* [INSTRUCTIONS TO FOLLOW] Pull every line that holds the word "with" from the entries.
◆ ◆ ◆
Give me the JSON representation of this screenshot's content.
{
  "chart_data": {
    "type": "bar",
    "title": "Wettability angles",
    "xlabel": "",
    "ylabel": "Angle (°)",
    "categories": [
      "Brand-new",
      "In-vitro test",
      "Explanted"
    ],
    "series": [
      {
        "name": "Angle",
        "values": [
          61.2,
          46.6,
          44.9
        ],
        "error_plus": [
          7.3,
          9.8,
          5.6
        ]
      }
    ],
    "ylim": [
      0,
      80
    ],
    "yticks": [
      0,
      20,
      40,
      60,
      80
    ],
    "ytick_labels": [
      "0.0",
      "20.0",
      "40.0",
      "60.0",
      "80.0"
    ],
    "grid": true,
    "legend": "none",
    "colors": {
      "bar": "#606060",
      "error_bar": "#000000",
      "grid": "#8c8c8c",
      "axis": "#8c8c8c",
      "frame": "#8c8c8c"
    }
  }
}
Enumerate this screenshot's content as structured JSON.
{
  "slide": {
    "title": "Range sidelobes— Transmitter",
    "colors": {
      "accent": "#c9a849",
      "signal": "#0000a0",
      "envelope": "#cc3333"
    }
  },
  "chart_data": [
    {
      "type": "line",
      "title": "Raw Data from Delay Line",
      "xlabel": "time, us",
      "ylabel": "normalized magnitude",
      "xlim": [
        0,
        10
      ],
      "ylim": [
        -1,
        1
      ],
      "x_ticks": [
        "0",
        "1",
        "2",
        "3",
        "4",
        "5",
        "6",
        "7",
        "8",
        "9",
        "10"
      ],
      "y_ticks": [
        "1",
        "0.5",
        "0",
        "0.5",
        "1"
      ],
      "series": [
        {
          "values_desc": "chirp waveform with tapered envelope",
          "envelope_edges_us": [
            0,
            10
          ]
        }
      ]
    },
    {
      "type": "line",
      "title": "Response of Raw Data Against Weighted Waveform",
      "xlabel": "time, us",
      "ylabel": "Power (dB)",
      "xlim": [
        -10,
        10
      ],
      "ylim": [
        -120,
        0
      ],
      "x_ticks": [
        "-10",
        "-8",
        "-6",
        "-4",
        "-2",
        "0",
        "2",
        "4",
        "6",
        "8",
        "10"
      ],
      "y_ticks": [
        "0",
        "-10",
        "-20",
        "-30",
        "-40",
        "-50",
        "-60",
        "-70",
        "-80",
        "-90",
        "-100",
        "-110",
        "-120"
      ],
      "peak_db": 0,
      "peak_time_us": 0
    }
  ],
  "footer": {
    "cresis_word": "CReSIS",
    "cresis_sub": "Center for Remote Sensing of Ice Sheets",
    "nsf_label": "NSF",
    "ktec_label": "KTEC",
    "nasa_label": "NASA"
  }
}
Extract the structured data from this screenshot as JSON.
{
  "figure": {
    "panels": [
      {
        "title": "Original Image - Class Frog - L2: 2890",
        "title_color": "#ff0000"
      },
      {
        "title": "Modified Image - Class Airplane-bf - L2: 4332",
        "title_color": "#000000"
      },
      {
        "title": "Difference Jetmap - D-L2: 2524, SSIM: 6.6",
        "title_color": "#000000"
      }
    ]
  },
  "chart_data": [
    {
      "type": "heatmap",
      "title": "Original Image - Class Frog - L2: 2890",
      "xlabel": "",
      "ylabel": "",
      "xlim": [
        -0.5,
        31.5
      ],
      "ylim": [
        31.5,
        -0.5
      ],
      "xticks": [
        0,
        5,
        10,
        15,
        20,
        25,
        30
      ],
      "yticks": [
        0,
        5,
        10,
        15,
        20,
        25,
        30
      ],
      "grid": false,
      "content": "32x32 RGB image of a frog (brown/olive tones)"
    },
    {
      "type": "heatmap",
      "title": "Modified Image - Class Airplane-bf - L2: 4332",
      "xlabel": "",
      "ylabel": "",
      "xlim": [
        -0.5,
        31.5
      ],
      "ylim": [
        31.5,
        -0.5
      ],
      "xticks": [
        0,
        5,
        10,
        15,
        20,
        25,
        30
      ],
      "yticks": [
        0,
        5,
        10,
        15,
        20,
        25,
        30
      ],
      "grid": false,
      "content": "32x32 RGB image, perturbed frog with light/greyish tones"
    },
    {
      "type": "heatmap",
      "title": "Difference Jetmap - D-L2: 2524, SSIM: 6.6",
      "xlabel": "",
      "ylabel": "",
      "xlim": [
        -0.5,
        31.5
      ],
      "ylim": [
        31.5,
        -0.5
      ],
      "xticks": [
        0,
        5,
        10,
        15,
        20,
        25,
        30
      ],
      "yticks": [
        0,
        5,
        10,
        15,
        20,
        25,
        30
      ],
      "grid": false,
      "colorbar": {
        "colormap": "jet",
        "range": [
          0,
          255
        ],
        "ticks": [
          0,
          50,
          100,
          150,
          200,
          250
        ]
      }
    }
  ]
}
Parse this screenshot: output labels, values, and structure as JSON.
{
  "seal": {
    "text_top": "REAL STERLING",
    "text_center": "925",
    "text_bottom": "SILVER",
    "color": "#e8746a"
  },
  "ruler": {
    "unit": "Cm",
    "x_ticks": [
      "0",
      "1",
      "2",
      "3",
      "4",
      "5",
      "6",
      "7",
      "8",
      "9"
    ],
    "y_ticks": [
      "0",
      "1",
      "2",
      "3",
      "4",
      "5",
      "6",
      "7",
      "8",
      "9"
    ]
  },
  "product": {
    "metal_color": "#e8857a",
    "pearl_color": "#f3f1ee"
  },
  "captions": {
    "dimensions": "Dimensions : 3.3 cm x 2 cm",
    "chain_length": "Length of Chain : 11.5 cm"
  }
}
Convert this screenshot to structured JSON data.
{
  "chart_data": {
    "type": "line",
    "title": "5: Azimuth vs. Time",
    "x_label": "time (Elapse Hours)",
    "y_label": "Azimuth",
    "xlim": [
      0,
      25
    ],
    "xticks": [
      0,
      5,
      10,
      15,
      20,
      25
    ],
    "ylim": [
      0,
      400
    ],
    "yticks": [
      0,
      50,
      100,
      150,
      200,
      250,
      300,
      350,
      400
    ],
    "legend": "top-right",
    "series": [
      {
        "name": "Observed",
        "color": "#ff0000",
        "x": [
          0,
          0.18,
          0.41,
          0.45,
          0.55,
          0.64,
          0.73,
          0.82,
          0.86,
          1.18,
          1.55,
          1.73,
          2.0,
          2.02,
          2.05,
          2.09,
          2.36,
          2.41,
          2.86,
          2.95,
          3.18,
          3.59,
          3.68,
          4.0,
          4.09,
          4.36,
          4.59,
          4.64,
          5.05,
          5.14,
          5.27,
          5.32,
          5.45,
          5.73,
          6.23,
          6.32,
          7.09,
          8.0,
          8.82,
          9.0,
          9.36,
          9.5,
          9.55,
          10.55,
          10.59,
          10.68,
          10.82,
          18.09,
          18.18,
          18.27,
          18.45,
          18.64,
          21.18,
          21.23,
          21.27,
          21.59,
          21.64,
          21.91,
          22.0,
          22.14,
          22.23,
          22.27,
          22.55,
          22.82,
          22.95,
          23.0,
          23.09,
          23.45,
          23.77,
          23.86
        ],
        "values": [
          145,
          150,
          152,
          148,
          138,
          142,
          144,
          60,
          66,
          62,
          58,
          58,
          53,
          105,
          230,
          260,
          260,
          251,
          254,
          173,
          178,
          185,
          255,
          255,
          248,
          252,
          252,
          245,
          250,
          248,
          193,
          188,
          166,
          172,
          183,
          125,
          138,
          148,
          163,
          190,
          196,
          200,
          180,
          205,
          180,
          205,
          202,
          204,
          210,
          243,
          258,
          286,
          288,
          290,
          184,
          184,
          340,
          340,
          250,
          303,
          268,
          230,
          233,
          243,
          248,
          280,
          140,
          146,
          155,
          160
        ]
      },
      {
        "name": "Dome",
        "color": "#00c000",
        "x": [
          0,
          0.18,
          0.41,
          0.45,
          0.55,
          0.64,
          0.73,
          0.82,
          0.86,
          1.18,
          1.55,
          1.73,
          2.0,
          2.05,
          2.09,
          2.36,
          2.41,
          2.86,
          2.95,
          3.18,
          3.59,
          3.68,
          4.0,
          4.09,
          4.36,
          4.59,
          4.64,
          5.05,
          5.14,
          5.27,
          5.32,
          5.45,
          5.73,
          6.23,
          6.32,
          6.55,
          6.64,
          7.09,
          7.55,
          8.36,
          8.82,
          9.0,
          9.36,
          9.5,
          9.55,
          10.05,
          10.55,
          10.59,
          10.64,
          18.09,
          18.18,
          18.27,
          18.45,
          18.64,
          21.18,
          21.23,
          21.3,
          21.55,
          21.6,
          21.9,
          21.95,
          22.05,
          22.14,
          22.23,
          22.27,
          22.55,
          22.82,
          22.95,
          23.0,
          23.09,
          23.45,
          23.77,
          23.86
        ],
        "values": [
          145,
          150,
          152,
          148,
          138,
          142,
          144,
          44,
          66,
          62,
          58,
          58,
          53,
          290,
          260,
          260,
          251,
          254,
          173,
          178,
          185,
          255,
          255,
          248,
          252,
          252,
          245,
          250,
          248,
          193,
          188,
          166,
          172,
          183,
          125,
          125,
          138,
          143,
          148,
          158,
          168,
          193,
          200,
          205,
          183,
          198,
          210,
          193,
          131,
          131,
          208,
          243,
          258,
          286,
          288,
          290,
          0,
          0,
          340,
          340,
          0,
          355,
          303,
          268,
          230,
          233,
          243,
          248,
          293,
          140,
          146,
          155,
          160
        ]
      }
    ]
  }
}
◆ ◆ ◆
* [TASK RESULT]
          "values_desc": "chirp waveform with tapered envelope",
      "content": "32x32 RGB image, perturbed frog with light/greyish tones"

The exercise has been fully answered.